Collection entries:

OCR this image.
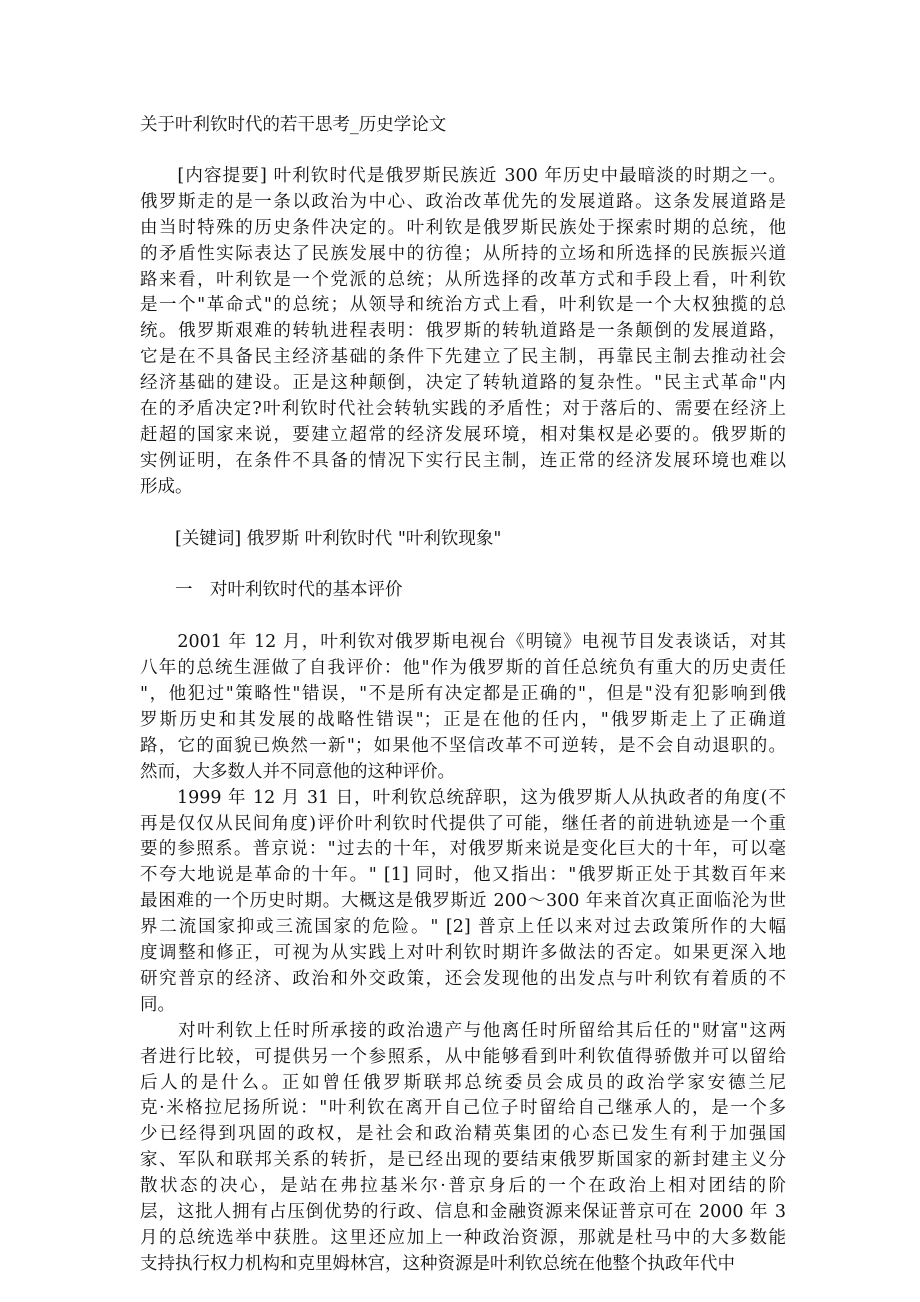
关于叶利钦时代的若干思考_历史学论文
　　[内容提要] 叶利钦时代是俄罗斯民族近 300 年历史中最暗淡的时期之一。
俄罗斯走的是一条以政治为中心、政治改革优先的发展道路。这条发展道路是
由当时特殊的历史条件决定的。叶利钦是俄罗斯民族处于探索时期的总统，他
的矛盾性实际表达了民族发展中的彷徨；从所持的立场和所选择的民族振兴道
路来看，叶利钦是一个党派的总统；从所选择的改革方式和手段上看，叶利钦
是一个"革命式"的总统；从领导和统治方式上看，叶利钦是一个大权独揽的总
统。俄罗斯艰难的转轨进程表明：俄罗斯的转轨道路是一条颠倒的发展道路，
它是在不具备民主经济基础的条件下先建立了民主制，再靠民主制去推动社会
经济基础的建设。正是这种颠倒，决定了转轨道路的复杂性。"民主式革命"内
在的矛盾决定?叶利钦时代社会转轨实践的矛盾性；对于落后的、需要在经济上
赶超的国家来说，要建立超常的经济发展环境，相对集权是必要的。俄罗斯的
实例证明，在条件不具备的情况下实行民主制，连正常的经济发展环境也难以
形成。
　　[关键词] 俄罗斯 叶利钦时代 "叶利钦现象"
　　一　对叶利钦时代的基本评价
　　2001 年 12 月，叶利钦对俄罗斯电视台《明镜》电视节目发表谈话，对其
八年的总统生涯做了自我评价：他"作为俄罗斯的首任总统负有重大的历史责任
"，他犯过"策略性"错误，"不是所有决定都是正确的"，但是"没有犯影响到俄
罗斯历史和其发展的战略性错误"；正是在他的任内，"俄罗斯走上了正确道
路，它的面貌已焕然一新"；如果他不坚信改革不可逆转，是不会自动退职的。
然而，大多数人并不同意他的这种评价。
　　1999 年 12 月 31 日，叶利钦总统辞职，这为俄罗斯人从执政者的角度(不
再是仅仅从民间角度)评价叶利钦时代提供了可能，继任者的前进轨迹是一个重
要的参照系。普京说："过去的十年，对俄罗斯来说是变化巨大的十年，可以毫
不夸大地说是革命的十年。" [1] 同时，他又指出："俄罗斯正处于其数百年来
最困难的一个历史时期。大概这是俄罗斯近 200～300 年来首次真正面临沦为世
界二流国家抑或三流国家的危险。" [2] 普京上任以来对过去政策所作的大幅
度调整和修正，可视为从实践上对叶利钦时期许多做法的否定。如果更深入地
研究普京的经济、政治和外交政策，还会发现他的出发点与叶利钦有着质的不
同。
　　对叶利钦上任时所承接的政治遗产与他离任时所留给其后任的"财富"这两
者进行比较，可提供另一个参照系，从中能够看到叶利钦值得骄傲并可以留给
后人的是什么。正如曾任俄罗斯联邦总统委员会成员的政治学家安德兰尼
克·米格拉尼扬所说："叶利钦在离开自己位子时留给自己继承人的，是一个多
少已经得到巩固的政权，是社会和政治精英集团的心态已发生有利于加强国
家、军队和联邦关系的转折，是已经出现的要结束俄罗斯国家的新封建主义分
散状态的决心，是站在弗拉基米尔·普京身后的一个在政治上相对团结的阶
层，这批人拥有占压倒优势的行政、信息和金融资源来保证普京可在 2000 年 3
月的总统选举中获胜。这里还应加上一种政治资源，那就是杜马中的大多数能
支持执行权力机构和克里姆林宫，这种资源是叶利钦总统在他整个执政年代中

Stated problem:
Without the images, write out each line of the data verbatim.

Correct answer:
OCR this image.
关于叶利钦时代的若干思考_历史学论文
　　[内容提要] 叶利钦时代是俄罗斯民族近 300 年历史中最暗淡的时期之一。
俄罗斯走的是一条以政治为中心、政治改革优先的发展道路。这条发展道路是
由当时特殊的历史条件决定的。叶利钦是俄罗斯民族处于探索时期的总统，他
的矛盾性实际表达了民族发展中的彷徨；从所持的立场和所选择的民族振兴道
路来看，叶利钦是一个党派的总统；从所选择的改革方式和手段上看，叶利钦
是一个"革命式"的总统；从领导和统治方式上看，叶利钦是一个大权独揽的总
统。俄罗斯艰难的转轨进程表明：俄罗斯的转轨道路是一条颠倒的发展道路，
它是在不具备民主经济基础的条件下先建立了民主制，再靠民主制去推动社会
经济基础的建设。正是这种颠倒，决定了转轨道路的复杂性。"民主式革命"内
在的矛盾决定?叶利钦时代社会转轨实践的矛盾性；对于落后的、需要在经济上
赶超的国家来说，要建立超常的经济发展环境，相对集权是必要的。俄罗斯的
实例证明，在条件不具备的情况下实行民主制，连正常的经济发展环境也难以
形成。
　　[关键词] 俄罗斯 叶利钦时代 "叶利钦现象"
　　一　对叶利钦时代的基本评价
　　2001 年 12 月，叶利钦对俄罗斯电视台《明镜》电视节目发表谈话，对其
八年的总统生涯做了自我评价：他"作为俄罗斯的首任总统负有重大的历史责任
"，他犯过"策略性"错误，"不是所有决定都是正确的"，但是"没有犯影响到俄
罗斯历史和其发展的战略性错误"；正是在他的任内，"俄罗斯走上了正确道
路，它的面貌已焕然一新"；如果他不坚信改革不可逆转，是不会自动退职的。
然而，大多数人并不同意他的这种评价。
　　1999 年 12 月 31 日，叶利钦总统辞职，这为俄罗斯人从执政者的角度(不
再是仅仅从民间角度)评价叶利钦时代提供了可能，继任者的前进轨迹是一个重
要的参照系。普京说："过去的十年，对俄罗斯来说是变化巨大的十年，可以毫
不夸大地说是革命的十年。" [1] 同时，他又指出："俄罗斯正处于其数百年来
最困难的一个历史时期。大概这是俄罗斯近 200～300 年来首次真正面临沦为世
界二流国家抑或三流国家的危险。" [2] 普京上任以来对过去政策所作的大幅
度调整和修正，可视为从实践上对叶利钦时期许多做法的否定。如果更深入地
研究普京的经济、政治和外交政策，还会发现他的出发点与叶利钦有着质的不
同。
　　对叶利钦上任时所承接的政治遗产与他离任时所留给其后任的"财富"这两
者进行比较，可提供另一个参照系，从中能够看到叶利钦值得骄傲并可以留给
后人的是什么。正如曾任俄罗斯联邦总统委员会成员的政治学家安德兰尼
克·米格拉尼扬所说："叶利钦在离开自己位子时留给自己继承人的，是一个多
少已经得到巩固的政权，是社会和政治精英集团的心态已发生有利于加强国
家、军队和联邦关系的转折，是已经出现的要结束俄罗斯国家的新封建主义分
散状态的决心，是站在弗拉基米尔·普京身后的一个在政治上相对团结的阶
层，这批人拥有占压倒优势的行政、信息和金融资源来保证普京可在 2000 年 3
月的总统选举中获胜。这里还应加上一种政治资源，那就是杜马中的大多数能
支持执行权力机构和克里姆林宫，这种资源是叶利钦总统在他整个执政年代中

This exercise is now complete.